*Material provided*.
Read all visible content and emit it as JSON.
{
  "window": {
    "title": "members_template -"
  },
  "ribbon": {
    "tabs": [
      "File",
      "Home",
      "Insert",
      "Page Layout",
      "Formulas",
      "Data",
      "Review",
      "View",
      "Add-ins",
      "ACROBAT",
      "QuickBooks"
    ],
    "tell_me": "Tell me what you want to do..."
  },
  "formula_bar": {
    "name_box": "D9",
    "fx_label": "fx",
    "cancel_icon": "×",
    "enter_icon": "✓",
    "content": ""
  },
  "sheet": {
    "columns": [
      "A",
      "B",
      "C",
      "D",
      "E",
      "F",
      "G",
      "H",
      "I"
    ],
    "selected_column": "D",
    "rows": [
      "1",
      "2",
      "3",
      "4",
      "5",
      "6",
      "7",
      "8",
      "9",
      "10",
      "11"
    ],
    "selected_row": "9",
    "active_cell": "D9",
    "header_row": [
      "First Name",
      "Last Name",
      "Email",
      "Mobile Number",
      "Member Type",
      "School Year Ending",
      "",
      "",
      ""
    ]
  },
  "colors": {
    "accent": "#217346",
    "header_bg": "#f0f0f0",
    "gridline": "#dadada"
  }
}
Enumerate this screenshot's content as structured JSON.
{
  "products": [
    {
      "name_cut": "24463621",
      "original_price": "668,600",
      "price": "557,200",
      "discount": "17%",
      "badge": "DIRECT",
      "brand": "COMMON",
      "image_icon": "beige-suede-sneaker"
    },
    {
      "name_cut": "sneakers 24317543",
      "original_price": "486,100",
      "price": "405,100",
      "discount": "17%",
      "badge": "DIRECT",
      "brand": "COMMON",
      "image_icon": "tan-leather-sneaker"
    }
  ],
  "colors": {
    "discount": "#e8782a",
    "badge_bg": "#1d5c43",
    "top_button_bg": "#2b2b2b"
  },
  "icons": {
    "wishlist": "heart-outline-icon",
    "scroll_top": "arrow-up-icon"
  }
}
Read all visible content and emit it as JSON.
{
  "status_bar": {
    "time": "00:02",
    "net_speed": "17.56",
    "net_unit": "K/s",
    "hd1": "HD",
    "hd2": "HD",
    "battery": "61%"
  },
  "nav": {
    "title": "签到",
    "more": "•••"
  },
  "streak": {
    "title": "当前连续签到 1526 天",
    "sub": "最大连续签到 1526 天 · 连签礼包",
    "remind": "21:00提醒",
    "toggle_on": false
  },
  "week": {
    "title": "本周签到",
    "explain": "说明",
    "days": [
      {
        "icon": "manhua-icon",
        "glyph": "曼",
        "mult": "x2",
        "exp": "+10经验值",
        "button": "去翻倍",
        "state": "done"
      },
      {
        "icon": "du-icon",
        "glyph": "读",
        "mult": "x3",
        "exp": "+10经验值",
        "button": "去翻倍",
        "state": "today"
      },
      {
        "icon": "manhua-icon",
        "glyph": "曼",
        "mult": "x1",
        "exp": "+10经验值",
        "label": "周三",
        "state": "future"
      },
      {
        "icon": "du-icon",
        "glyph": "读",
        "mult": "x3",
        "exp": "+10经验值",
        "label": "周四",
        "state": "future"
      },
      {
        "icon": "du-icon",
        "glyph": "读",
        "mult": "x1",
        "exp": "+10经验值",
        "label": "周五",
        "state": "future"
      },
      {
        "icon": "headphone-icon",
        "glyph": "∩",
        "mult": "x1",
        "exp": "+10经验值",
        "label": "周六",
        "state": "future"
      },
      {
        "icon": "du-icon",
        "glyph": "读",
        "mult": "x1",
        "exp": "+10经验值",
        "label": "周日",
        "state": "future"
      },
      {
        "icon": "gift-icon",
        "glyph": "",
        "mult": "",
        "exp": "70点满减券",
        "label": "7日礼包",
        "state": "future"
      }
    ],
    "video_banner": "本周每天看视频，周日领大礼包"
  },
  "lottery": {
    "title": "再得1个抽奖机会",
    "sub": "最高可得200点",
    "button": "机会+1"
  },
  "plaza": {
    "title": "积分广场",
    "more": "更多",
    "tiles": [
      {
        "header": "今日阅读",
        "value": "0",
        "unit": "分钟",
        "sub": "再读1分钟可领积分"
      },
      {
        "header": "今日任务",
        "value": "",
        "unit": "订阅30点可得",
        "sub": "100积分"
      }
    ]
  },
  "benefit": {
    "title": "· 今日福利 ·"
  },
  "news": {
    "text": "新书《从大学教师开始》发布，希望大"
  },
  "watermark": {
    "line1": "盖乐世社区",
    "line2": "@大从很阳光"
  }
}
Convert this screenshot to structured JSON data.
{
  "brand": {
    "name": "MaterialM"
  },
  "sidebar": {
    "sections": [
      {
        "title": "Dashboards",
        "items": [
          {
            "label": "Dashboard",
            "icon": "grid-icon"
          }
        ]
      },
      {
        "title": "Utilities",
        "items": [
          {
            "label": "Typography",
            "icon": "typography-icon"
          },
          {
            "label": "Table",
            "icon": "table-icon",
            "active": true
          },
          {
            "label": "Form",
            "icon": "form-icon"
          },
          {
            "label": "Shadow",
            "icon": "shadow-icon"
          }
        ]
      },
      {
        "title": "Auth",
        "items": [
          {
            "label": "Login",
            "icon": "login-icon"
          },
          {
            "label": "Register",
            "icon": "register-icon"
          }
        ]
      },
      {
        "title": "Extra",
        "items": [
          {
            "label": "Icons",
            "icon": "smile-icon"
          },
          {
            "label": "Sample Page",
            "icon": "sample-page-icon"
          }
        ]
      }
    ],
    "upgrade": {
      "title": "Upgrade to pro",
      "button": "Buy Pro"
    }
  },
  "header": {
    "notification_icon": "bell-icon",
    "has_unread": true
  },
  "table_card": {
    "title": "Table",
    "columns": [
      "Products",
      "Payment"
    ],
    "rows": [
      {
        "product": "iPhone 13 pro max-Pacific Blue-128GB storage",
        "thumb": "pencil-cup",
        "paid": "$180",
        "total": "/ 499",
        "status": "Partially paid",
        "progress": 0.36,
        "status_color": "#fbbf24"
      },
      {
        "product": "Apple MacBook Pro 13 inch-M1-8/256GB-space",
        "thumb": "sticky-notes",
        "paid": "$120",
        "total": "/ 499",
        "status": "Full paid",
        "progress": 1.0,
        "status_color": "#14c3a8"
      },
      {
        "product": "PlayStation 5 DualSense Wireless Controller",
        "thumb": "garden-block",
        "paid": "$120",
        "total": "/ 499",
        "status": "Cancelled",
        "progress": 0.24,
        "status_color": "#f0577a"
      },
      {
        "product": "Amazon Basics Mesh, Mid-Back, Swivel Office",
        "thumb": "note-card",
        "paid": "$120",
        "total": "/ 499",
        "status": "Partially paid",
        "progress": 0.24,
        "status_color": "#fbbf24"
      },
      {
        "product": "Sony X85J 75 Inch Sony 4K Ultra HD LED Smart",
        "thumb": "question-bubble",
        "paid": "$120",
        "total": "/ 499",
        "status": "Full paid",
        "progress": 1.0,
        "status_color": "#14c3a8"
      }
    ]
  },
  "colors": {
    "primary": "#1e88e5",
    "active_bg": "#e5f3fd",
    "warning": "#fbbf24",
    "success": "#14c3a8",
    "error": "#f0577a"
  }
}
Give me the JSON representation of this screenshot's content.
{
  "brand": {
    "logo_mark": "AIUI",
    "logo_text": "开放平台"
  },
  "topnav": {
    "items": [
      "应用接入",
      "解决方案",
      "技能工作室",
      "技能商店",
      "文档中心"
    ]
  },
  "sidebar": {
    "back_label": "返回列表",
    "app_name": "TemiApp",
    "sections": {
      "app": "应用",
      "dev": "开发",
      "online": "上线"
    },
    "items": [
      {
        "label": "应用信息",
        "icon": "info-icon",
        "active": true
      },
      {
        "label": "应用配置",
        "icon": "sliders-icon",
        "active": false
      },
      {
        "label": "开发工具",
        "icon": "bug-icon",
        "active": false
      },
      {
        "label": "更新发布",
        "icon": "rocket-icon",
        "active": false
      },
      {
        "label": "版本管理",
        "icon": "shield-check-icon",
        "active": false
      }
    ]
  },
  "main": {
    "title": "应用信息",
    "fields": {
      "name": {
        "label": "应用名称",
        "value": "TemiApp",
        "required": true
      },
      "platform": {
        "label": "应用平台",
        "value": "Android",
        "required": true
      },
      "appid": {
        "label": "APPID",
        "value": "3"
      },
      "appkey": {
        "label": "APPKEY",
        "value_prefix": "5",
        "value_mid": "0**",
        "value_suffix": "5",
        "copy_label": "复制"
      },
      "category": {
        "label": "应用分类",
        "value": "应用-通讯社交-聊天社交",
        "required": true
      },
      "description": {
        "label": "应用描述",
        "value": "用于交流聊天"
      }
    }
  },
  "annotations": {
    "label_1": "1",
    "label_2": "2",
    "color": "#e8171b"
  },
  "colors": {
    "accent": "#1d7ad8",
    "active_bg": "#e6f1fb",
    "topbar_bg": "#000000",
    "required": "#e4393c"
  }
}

*Task description*. Track down every line with the word "screenshot" and copy it.

*Exercise response*.
Enumerate this screenshot's content as structured JSON.
Convert this screenshot to structured JSON data.
Give me the JSON representation of this screenshot's content.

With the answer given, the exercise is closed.